◆ **EXERCISE**
Return the whole listing, line for line, without the pictures in it.

**********

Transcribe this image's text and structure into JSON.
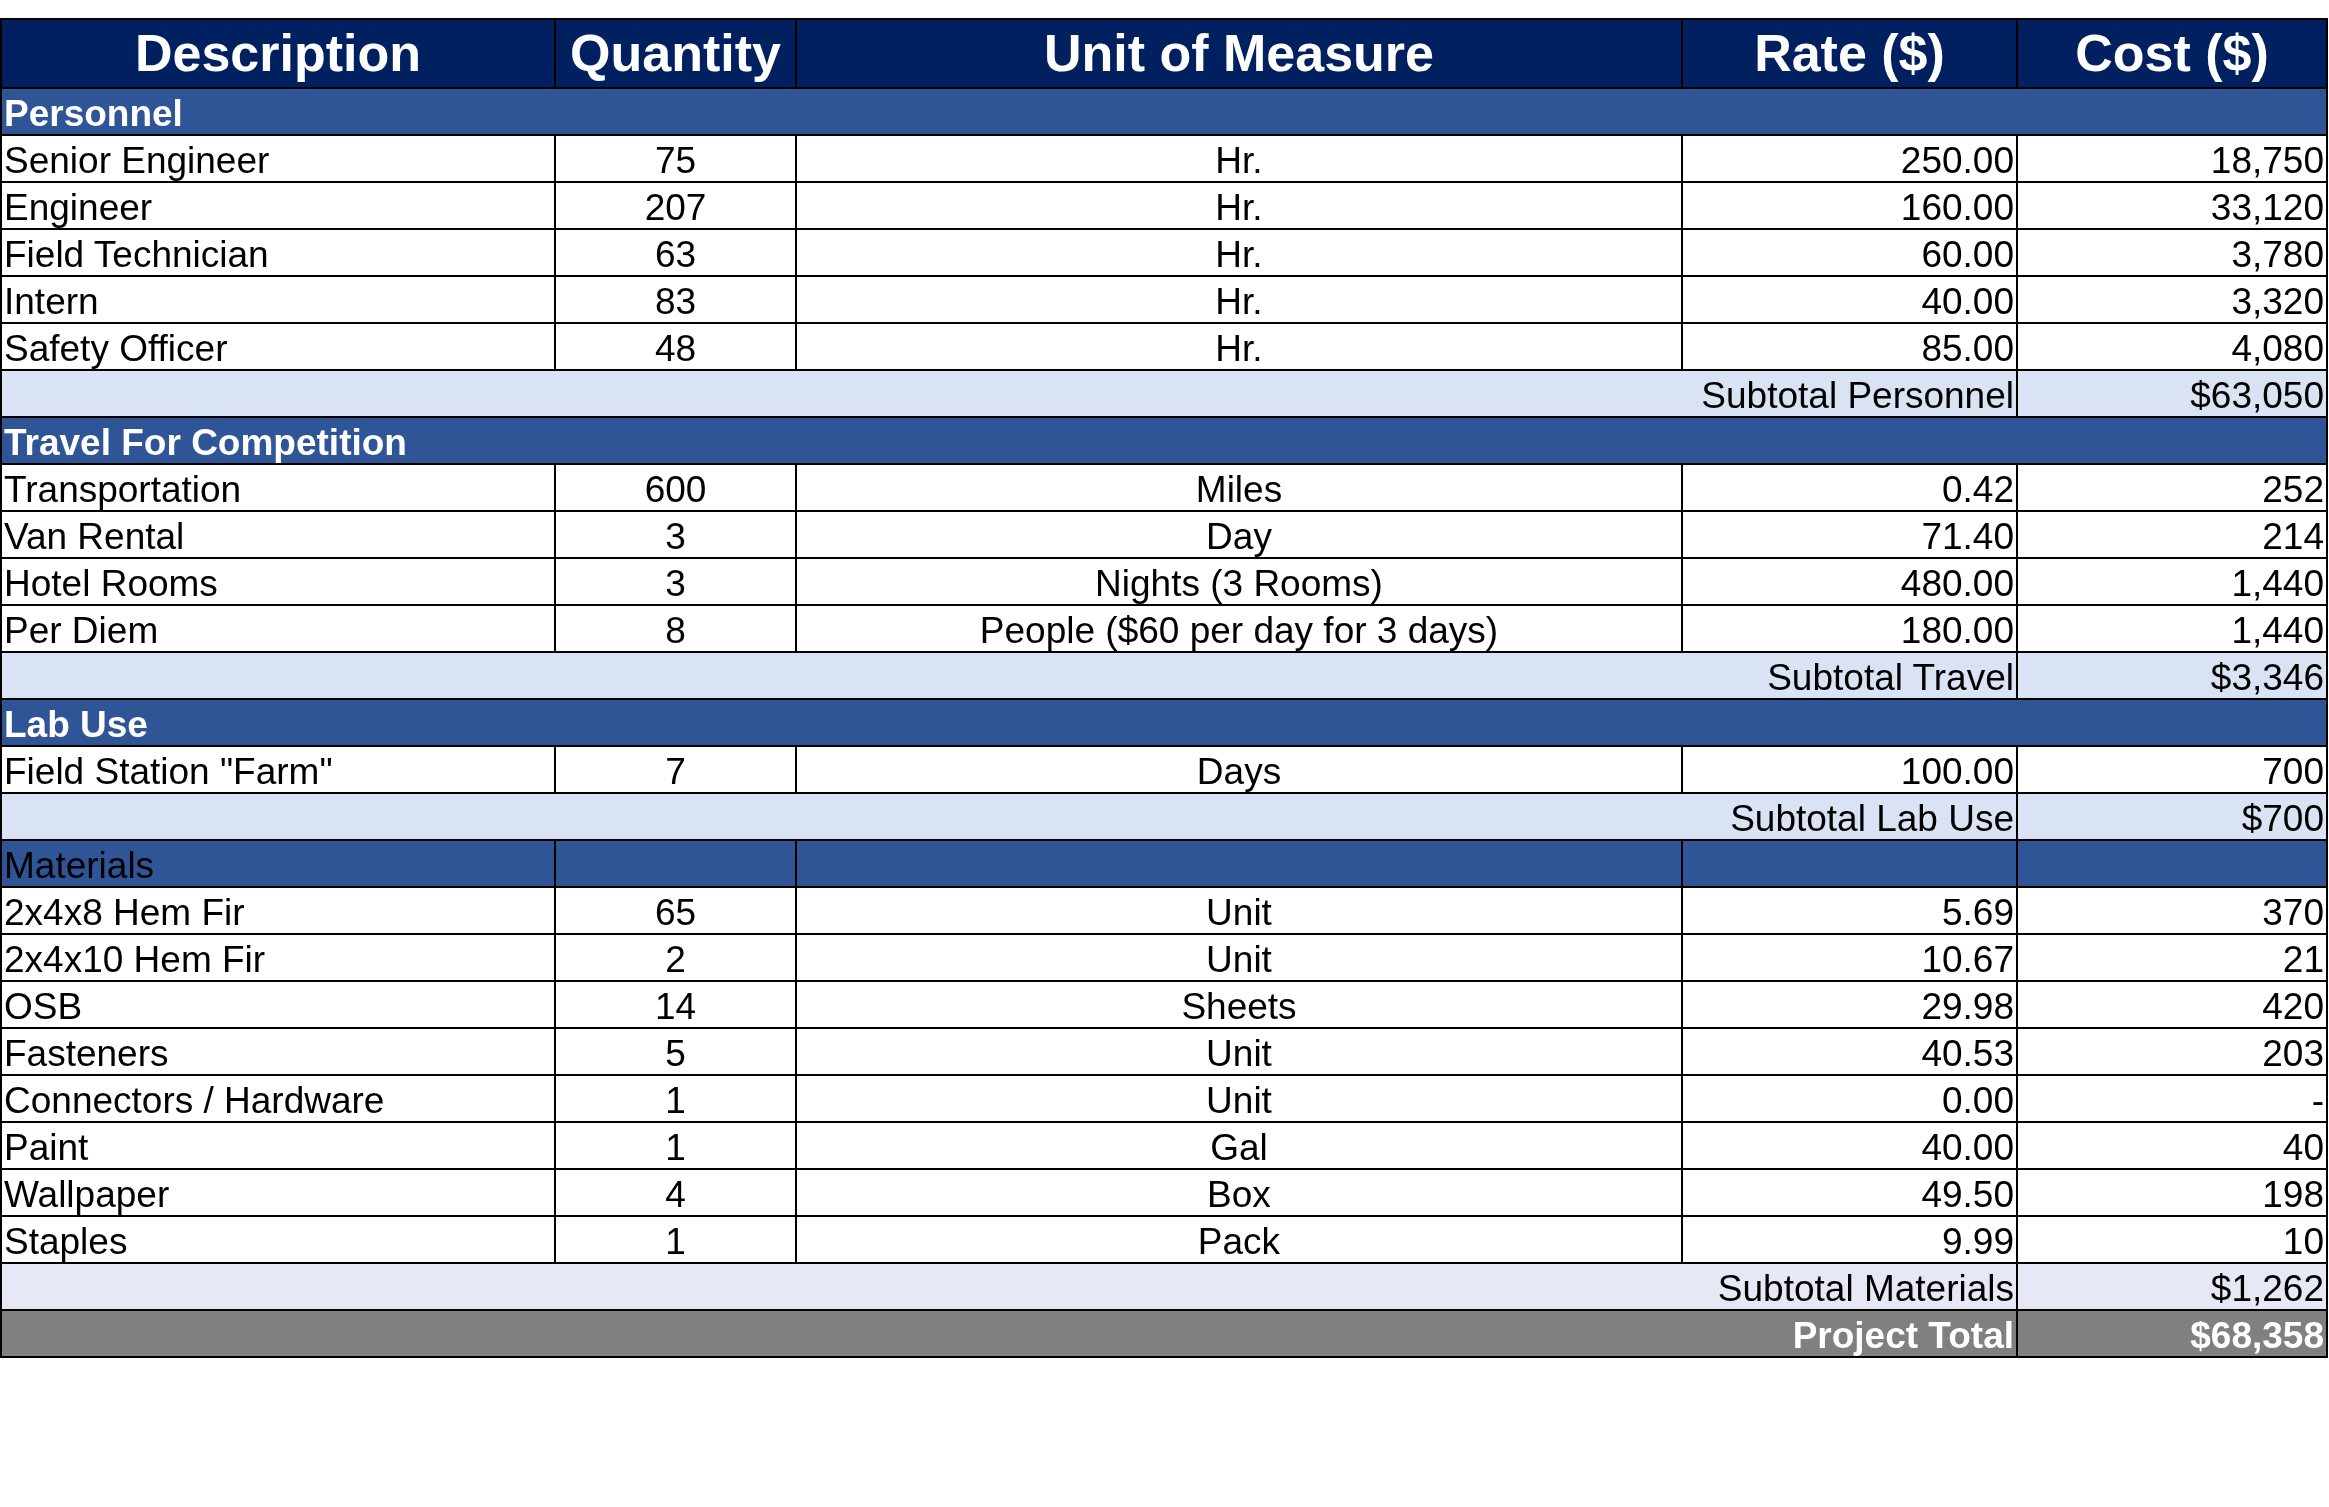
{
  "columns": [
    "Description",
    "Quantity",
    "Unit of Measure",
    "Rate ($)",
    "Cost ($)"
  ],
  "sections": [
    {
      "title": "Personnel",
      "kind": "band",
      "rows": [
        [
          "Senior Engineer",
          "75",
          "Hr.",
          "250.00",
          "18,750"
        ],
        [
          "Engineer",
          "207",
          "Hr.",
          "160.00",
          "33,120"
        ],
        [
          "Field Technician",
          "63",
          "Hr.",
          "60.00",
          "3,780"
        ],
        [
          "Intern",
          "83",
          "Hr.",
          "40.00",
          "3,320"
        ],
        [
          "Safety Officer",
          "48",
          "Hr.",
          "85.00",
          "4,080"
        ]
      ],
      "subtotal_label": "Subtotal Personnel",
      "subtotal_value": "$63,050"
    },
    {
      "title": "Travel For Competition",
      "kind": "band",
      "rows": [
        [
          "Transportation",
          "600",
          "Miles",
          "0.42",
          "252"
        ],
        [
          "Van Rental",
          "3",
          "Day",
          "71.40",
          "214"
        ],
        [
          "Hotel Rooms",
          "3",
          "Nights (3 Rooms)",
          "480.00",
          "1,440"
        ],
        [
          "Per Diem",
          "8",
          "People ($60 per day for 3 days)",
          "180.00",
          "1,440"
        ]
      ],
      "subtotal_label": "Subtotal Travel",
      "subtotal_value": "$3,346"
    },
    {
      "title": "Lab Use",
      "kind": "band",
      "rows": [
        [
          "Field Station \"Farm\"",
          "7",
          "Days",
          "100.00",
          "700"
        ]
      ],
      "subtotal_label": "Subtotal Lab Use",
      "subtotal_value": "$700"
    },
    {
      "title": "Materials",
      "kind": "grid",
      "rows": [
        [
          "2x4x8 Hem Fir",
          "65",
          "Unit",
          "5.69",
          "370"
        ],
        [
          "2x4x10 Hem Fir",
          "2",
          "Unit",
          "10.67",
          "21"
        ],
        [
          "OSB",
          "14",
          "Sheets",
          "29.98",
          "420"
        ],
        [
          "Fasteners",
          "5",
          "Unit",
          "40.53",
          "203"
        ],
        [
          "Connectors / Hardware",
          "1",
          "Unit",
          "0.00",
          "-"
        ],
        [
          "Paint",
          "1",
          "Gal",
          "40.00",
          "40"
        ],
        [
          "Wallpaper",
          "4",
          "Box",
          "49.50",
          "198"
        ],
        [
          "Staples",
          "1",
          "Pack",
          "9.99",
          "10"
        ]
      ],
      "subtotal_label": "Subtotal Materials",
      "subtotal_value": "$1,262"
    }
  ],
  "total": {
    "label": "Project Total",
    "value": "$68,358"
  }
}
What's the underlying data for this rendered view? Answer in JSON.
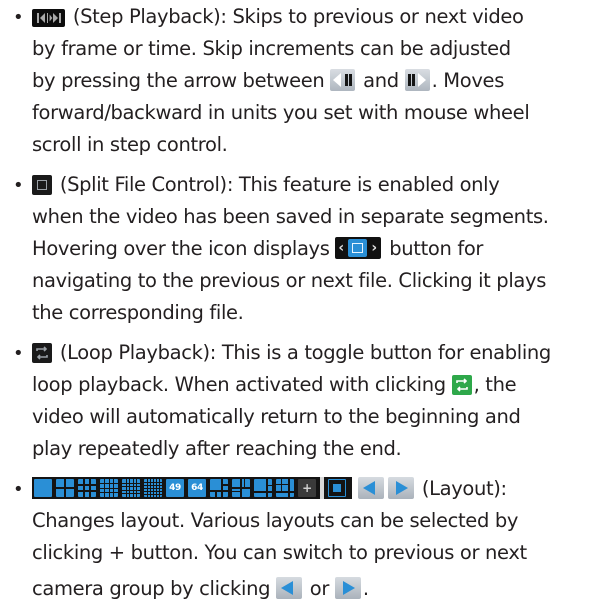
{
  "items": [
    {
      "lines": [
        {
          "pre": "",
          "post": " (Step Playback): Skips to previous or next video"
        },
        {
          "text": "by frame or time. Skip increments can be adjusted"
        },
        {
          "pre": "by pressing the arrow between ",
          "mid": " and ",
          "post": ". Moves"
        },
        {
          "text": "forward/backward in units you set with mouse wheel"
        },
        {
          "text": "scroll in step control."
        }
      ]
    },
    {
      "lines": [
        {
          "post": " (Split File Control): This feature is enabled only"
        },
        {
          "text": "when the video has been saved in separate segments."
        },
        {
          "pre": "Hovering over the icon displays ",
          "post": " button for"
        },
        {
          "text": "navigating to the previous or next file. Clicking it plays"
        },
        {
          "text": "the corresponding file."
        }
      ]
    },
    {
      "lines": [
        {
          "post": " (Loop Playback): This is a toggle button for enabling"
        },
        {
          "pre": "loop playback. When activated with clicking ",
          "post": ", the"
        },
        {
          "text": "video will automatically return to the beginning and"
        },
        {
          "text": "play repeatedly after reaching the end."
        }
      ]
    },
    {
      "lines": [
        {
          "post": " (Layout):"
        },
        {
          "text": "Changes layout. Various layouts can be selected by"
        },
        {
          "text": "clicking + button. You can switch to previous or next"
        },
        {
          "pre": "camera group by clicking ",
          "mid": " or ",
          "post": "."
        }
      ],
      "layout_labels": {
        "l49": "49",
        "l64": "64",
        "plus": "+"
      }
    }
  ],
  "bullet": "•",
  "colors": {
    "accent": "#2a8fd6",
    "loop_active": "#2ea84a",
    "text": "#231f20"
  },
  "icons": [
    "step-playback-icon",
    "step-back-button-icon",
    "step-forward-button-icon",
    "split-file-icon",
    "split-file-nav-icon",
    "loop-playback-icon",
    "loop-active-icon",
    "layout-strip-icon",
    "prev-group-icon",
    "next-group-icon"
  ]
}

**********

◆ **EXERCISE ANSWER**
Transcribe this image's text and structure into JSON.
{
  "columns": [
    "Description",
    "Quantity",
    "Unit of Measure",
    "Rate ($)",
    "Cost ($)"
  ],
  "sections": [
    {
      "title": "Personnel",
      "kind": "band",
      "rows": [
        [
          "Senior Engineer",
          "75",
          "Hr.",
          "250.00",
          "18,750"
        ],
        [
          "Engineer",
          "207",
          "Hr.",
          "160.00",
          "33,120"
        ],
        [
          "Field Technician",
          "63",
          "Hr.",
          "60.00",
          "3,780"
        ],
        [
          "Intern",
          "83",
          "Hr.",
          "40.00",
          "3,320"
        ],
        [
          "Safety Officer",
          "48",
          "Hr.",
          "85.00",
          "4,080"
        ]
      ],
      "subtotal_label": "Subtotal Personnel",
      "subtotal_value": "$63,050"
    },
    {
      "title": "Travel For Competition",
      "kind": "band",
      "rows": [
        [
          "Transportation",
          "600",
          "Miles",
          "0.42",
          "252"
        ],
        [
          "Van Rental",
          "3",
          "Day",
          "71.40",
          "214"
        ],
        [
          "Hotel Rooms",
          "3",
          "Nights (3 Rooms)",
          "480.00",
          "1,440"
        ],
        [
          "Per Diem",
          "8",
          "People ($60 per day for 3 days)",
          "180.00",
          "1,440"
        ]
      ],
      "subtotal_label": "Subtotal Travel",
      "subtotal_value": "$3,346"
    },
    {
      "title": "Lab Use",
      "kind": "band",
      "rows": [
        [
          "Field Station \"Farm\"",
          "7",
          "Days",
          "100.00",
          "700"
        ]
      ],
      "subtotal_label": "Subtotal Lab Use",
      "subtotal_value": "$700"
    },
    {
      "title": "Materials",
      "kind": "grid",
      "rows": [
        [
          "2x4x8 Hem Fir",
          "65",
          "Unit",
          "5.69",
          "370"
        ],
        [
          "2x4x10 Hem Fir",
          "2",
          "Unit",
          "10.67",
          "21"
        ],
        [
          "OSB",
          "14",
          "Sheets",
          "29.98",
          "420"
        ],
        [
          "Fasteners",
          "5",
          "Unit",
          "40.53",
          "203"
        ],
        [
          "Connectors / Hardware",
          "1",
          "Unit",
          "0.00",
          "-"
        ],
        [
          "Paint",
          "1",
          "Gal",
          "40.00",
          "40"
        ],
        [
          "Wallpaper",
          "4",
          "Box",
          "49.50",
          "198"
        ],
        [
          "Staples",
          "1",
          "Pack",
          "9.99",
          "10"
        ]
      ],
      "subtotal_label": "Subtotal Materials",
      "subtotal_value": "$1,262"
    }
  ],
  "total": {
    "label": "Project Total",
    "value": "$68,358"
  }
}
What's the underlying data for this rendered view? Answer in JSON.
{
  "items": [
    {
      "lines": [
        {
          "pre": "",
          "post": " (Step Playback): Skips to previous or next video"
        },
        {
          "text": "by frame or time. Skip increments can be adjusted"
        },
        {
          "pre": "by pressing the arrow between ",
          "mid": " and ",
          "post": ". Moves"
        },
        {
          "text": "forward/backward in units you set with mouse wheel"
        },
        {
          "text": "scroll in step control."
        }
      ]
    },
    {
      "lines": [
        {
          "post": " (Split File Control): This feature is enabled only"
        },
        {
          "text": "when the video has been saved in separate segments."
        },
        {
          "pre": "Hovering over the icon displays ",
          "post": " button for"
        },
        {
          "text": "navigating to the previous or next file. Clicking it plays"
        },
        {
          "text": "the corresponding file."
        }
      ]
    },
    {
      "lines": [
        {
          "post": " (Loop Playback): This is a toggle button for enabling"
        },
        {
          "pre": "loop playback. When activated with clicking ",
          "post": ", the"
        },
        {
          "text": "video will automatically return to the beginning and"
        },
        {
          "text": "play repeatedly after reaching the end."
        }
      ]
    },
    {
      "lines": [
        {
          "post": " (Layout):"
        },
        {
          "text": "Changes layout. Various layouts can be selected by"
        },
        {
          "text": "clicking + button. You can switch to previous or next"
        },
        {
          "pre": "camera group by clicking ",
          "mid": " or ",
          "post": "."
        }
      ],
      "layout_labels": {
        "l49": "49",
        "l64": "64",
        "plus": "+"
      }
    }
  ],
  "bullet": "•",
  "colors": {
    "accent": "#2a8fd6",
    "loop_active": "#2ea84a",
    "text": "#231f20"
  },
  "icons": [
    "step-playback-icon",
    "step-back-button-icon",
    "step-forward-button-icon",
    "split-file-icon",
    "split-file-nav-icon",
    "loop-playback-icon",
    "loop-active-icon",
    "layout-strip-icon",
    "prev-group-icon",
    "next-group-icon"
  ]
}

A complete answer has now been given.